* **RECORDS TO PROCESS**:

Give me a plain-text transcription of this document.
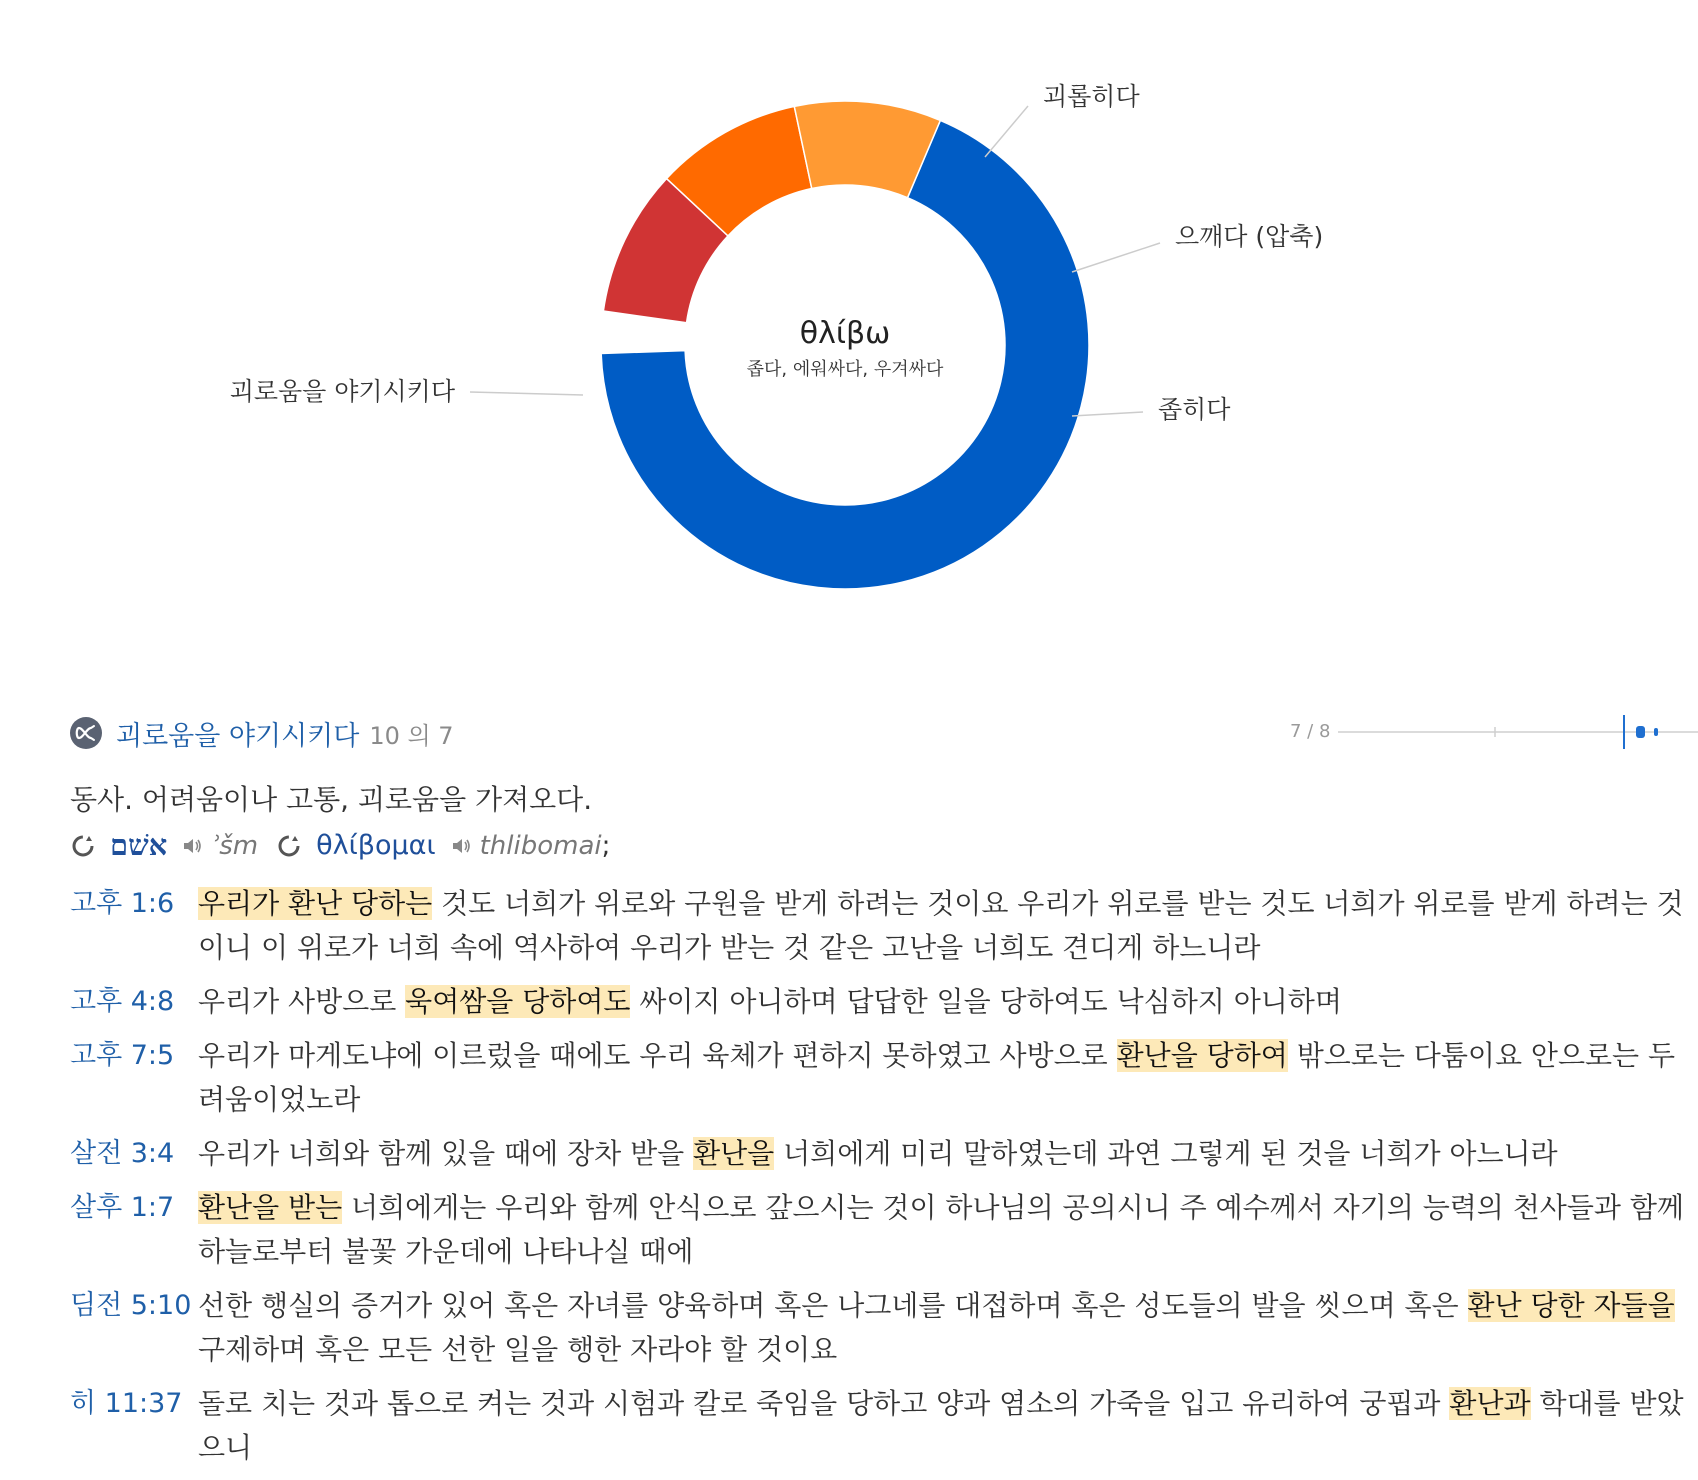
괴로움을 야기시키다
괴롭히다
으깨다 (압축)
좁히다
θλίβω
좁다, 에워싸다, 우겨싸다
괴로움을 야기시키다 10 의 7	7 / 8
동사. 어려움이나 고통, 괴로움을 가져오다.
אשׁם ʾšm θλίβομαι thlibomai ;
고후 1:6 우리가 환난 당하는 것도 너희가 위로와 구원을 받게 하려는 것이요 우리가 위로를 받는 것도 너희가 위로를 받게 하려는 것이니 이 위로가 너희 속에 역사하여 우리가 받는 것 같은 고난을 너희도 견디게 하느니라
고후 4:8 우리가 사방으로 욱여쌈을 당하여도 싸이지 아니하며 답답한 일을 당하여도 낙심하지 아니하며
고후 7:5 우리가 마게도냐에 이르렀을 때에도 우리 육체가 편하지 못하였고 사방으로 환난을 당하여 밖으로는 다툼이요 안으로는 두려움이었노라
살전 3:4 우리가 너희와 함께 있을 때에 장차 받을 환난을 너희에게 미리 말하였는데 과연 그렇게 된 것을 너희가 아느니라
살후 1:7 환난을 받는 너희에게는 우리와 함께 안식으로 갚으시는 것이 하나님의 공의시니 주 예수께서 자기의 능력의 천사들과 함께 하늘로부터 불꽃 가운데에 나타나실 때에
딤전 5:10 선한 행실의 증거가 있어 혹은 자녀를 양육하며 혹은 나그네를 대접하며 혹은 성도들의 발을 씻으며 혹은 환난 당한 자들을 구제하며 혹은 모든 선한 일을 행한 자라야 할 것이요
히 11:37 돌로 치는 것과 톱으로 켜는 것과 시험과 칼로 죽임을 당하고 양과 염소의 가죽을 입고 유리하여 궁핍과 환난과 학대를 받았으니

* **WORK TO DO**: Copy, from the material above, each line in which the string "괴로움을" occurs.

* **TASK ANSWER**:
괴로움을 야기시키다
괴로움을 야기시키다 10 의 7	7 / 8
동사. 어려움이나 고통, 괴로움을 가져오다.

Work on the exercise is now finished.